Stored entries:
* Begin *

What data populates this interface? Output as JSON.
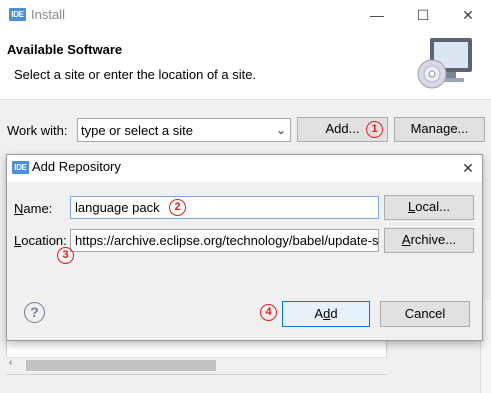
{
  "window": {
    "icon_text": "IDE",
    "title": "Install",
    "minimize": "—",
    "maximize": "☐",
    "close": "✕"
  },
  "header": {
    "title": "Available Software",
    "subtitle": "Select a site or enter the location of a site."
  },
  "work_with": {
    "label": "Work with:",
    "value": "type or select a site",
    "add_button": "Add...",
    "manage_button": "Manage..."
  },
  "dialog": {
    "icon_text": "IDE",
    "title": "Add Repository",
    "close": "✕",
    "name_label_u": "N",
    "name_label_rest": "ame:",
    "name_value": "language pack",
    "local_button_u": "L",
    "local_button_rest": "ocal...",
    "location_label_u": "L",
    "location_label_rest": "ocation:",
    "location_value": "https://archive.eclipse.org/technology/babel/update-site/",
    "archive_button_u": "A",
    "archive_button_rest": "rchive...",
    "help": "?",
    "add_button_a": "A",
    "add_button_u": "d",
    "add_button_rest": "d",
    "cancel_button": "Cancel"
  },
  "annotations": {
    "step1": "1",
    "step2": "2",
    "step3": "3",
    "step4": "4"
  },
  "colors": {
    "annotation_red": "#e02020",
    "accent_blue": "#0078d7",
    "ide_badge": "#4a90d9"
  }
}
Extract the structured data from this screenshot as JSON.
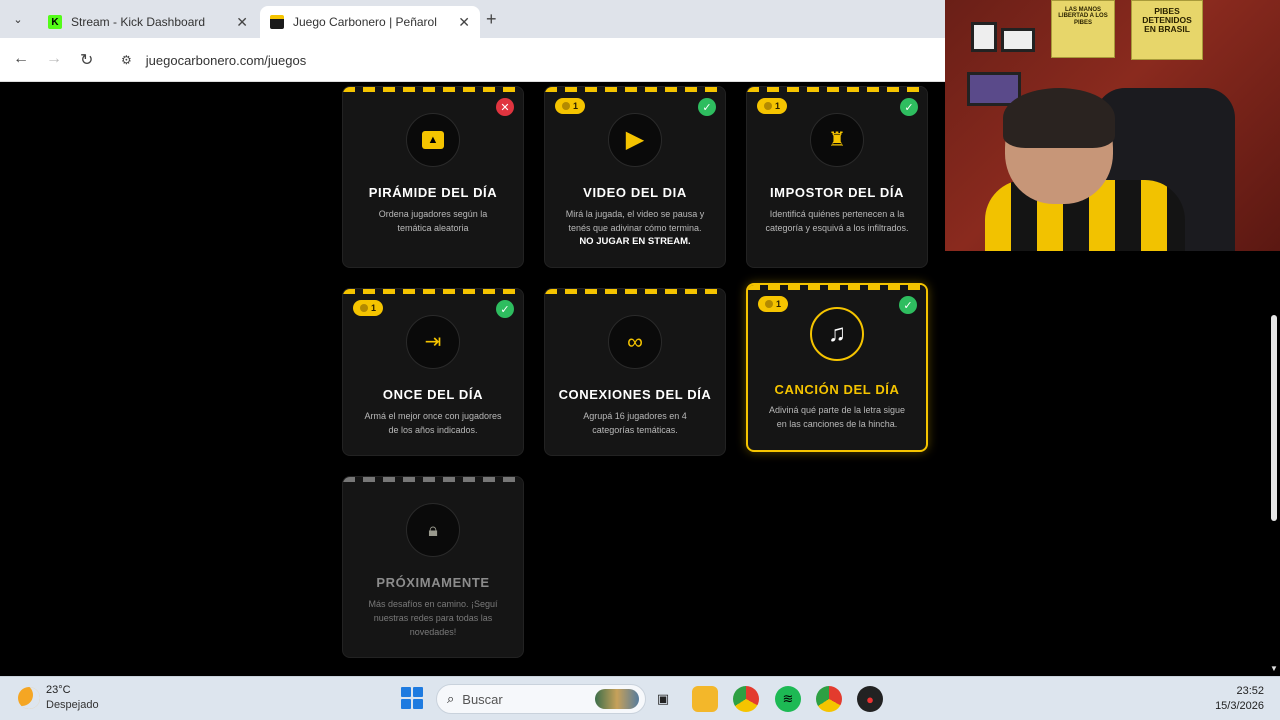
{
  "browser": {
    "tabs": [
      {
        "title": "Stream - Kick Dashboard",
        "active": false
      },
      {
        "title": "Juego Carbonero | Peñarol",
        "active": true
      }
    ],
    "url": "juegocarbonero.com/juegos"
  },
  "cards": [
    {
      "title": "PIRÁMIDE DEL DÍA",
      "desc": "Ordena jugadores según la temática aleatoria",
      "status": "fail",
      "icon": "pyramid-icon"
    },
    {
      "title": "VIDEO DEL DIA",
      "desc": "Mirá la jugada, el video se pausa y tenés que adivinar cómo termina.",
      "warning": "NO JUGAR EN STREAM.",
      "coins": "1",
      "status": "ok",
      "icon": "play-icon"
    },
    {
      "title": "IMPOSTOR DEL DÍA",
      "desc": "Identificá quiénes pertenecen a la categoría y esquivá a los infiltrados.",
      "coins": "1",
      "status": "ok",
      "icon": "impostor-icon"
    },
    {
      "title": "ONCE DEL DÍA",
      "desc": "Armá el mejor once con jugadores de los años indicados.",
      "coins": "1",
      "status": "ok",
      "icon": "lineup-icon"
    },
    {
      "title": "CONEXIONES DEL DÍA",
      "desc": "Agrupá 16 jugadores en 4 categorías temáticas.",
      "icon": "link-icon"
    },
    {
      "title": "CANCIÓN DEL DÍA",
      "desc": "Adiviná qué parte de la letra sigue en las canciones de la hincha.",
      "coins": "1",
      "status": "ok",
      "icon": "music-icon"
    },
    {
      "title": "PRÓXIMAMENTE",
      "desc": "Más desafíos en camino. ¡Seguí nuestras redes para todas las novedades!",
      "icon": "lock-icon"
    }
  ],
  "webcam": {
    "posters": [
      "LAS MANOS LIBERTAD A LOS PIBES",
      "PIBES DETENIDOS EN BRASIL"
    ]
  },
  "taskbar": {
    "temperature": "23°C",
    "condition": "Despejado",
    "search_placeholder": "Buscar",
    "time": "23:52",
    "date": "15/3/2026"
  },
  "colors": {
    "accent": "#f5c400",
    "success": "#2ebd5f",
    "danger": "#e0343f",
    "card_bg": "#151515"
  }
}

* End *

#### [TASK DETAILS]
Your answer should be a single number: the count of lines containing the word "site".

#### [RIGHT ANSWER]
3